[Start]
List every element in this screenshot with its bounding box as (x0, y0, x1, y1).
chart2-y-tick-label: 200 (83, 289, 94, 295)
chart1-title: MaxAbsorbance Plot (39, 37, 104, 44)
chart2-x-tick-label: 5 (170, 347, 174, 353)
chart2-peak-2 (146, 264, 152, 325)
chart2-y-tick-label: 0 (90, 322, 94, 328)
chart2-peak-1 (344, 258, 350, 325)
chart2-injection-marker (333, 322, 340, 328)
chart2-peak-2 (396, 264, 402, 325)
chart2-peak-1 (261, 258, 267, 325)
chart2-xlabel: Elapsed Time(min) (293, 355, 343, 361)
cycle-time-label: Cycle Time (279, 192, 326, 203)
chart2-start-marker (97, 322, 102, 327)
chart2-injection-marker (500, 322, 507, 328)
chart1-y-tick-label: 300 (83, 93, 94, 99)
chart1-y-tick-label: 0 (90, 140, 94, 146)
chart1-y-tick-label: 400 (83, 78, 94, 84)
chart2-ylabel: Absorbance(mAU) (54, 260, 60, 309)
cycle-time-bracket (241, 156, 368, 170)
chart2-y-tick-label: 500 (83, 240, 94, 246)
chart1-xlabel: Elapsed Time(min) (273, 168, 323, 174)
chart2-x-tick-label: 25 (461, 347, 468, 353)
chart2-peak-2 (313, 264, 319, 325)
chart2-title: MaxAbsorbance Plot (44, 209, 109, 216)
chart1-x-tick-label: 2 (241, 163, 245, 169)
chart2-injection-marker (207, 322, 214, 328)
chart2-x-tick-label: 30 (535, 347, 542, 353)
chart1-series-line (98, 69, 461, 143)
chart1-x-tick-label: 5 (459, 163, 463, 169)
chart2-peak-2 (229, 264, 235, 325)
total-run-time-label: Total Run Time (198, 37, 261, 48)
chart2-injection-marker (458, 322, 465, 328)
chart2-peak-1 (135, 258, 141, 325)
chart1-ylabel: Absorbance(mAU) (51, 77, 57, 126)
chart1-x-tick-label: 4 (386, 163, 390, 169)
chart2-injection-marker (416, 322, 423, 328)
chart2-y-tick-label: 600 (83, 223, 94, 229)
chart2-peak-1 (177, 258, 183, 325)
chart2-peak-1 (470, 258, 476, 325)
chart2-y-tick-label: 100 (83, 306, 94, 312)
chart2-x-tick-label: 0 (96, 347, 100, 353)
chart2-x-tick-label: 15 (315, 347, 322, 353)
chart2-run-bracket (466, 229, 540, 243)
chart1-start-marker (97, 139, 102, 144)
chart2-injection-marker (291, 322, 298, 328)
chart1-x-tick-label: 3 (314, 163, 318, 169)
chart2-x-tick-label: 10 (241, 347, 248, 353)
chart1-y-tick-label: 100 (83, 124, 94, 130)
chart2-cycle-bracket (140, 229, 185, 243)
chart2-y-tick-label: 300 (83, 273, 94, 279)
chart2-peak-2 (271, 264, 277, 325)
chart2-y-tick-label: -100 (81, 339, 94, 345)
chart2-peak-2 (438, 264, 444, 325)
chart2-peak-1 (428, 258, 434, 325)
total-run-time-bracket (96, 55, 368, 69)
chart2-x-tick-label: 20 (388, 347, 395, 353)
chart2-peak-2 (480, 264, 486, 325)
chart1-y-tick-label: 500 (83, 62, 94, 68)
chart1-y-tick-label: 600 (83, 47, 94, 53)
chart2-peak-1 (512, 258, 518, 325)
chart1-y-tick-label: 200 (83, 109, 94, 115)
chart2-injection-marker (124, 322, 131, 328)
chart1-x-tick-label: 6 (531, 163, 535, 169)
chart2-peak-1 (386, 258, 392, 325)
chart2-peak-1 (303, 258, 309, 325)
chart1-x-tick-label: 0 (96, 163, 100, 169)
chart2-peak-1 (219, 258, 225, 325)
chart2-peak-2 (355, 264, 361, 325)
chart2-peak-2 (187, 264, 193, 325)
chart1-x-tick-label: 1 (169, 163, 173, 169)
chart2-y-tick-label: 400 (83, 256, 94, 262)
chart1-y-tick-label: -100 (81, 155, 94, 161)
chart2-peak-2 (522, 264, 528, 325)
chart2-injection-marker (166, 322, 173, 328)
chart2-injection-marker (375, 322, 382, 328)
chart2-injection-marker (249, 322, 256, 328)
[End]
■ **Stated problem**: Return all of the records above verbatim, keeping every line unchanged and in its original order.

■ **Full output**:
List every element in this screenshot with its bounding box as (x0, y0, x1, y1).
chart2-y-tick-label: 200 (83, 289, 94, 295)
chart1-title: MaxAbsorbance Plot (39, 37, 104, 44)
chart2-x-tick-label: 5 (170, 347, 174, 353)
chart2-peak-2 (146, 264, 152, 325)
chart2-y-tick-label: 0 (90, 322, 94, 328)
chart2-peak-1 (344, 258, 350, 325)
chart2-injection-marker (333, 322, 340, 328)
chart2-peak-2 (396, 264, 402, 325)
chart2-peak-1 (261, 258, 267, 325)
chart2-xlabel: Elapsed Time(min) (293, 355, 343, 361)
cycle-time-label: Cycle Time (279, 192, 326, 203)
chart2-start-marker (97, 322, 102, 327)
chart2-injection-marker (500, 322, 507, 328)
chart1-y-tick-label: 300 (83, 93, 94, 99)
chart1-y-tick-label: 0 (90, 140, 94, 146)
chart1-y-tick-label: 400 (83, 78, 94, 84)
chart2-ylabel: Absorbance(mAU) (54, 260, 60, 309)
cycle-time-bracket (241, 156, 368, 170)
chart2-y-tick-label: 500 (83, 240, 94, 246)
chart1-xlabel: Elapsed Time(min) (273, 168, 323, 174)
chart2-x-tick-label: 25 (461, 347, 468, 353)
chart2-peak-2 (313, 264, 319, 325)
chart2-title: MaxAbsorbance Plot (44, 209, 109, 216)
chart1-x-tick-label: 2 (241, 163, 245, 169)
chart2-injection-marker (207, 322, 214, 328)
chart2-x-tick-label: 30 (535, 347, 542, 353)
chart1-series-line (98, 69, 461, 143)
chart1-x-tick-label: 5 (459, 163, 463, 169)
chart2-peak-2 (229, 264, 235, 325)
total-run-time-label: Total Run Time (198, 37, 261, 48)
chart2-injection-marker (458, 322, 465, 328)
chart2-peak-1 (135, 258, 141, 325)
chart1-ylabel: Absorbance(mAU) (51, 77, 57, 126)
chart1-x-tick-label: 4 (386, 163, 390, 169)
chart2-injection-marker (416, 322, 423, 328)
chart2-y-tick-label: 600 (83, 223, 94, 229)
chart2-peak-1 (177, 258, 183, 325)
chart2-peak-1 (470, 258, 476, 325)
chart2-y-tick-label: 100 (83, 306, 94, 312)
chart2-x-tick-label: 0 (96, 347, 100, 353)
chart2-x-tick-label: 15 (315, 347, 322, 353)
chart2-run-bracket (466, 229, 540, 243)
chart1-start-marker (97, 139, 102, 144)
chart2-injection-marker (291, 322, 298, 328)
chart1-x-tick-label: 3 (314, 163, 318, 169)
chart2-x-tick-label: 10 (241, 347, 248, 353)
chart1-y-tick-label: 100 (83, 124, 94, 130)
chart2-cycle-bracket (140, 229, 185, 243)
chart2-y-tick-label: 300 (83, 273, 94, 279)
chart2-peak-2 (271, 264, 277, 325)
chart2-y-tick-label: -100 (81, 339, 94, 345)
chart2-peak-2 (438, 264, 444, 325)
chart2-peak-1 (428, 258, 434, 325)
total-run-time-bracket (96, 55, 368, 69)
chart2-x-tick-label: 20 (388, 347, 395, 353)
chart2-peak-2 (480, 264, 486, 325)
chart1-y-tick-label: 500 (83, 62, 94, 68)
chart1-y-tick-label: 600 (83, 47, 94, 53)
chart2-peak-1 (512, 258, 518, 325)
chart1-y-tick-label: 200 (83, 109, 94, 115)
chart2-injection-marker (124, 322, 131, 328)
chart1-x-tick-label: 6 (531, 163, 535, 169)
chart2-peak-1 (386, 258, 392, 325)
chart2-peak-1 (303, 258, 309, 325)
chart1-x-tick-label: 0 (96, 163, 100, 169)
chart2-peak-1 (219, 258, 225, 325)
chart2-peak-2 (355, 264, 361, 325)
chart2-peak-2 (187, 264, 193, 325)
chart1-x-tick-label: 1 (169, 163, 173, 169)
chart2-y-tick-label: 400 (83, 256, 94, 262)
chart1-y-tick-label: -100 (81, 155, 94, 161)
chart2-peak-2 (522, 264, 528, 325)
chart2-injection-marker (166, 322, 173, 328)
chart2-injection-marker (375, 322, 382, 328)
chart2-injection-marker (249, 322, 256, 328)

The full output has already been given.